** begin Data section **

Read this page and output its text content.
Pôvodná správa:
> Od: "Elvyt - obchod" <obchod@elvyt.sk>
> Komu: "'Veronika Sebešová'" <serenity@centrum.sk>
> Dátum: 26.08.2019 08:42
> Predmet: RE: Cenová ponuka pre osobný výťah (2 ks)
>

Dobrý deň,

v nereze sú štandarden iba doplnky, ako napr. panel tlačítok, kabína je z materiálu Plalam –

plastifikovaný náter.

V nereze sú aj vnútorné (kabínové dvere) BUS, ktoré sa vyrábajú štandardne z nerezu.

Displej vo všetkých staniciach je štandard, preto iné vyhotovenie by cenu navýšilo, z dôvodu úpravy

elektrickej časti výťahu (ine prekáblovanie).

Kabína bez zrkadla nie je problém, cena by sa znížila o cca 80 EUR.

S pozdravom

** end Data section **

*Problem details*
In the entries above, find each line with the word "nereze" and show it.

*The solution*
v nereze sú štandarden iba doplnky, ako napr. panel tlačítok, kabína je z materiálu Plalam –
V nereze sú aj vnútorné (kabínové dvere) BUS, ktoré sa vyrábajú štandardne z nerezu.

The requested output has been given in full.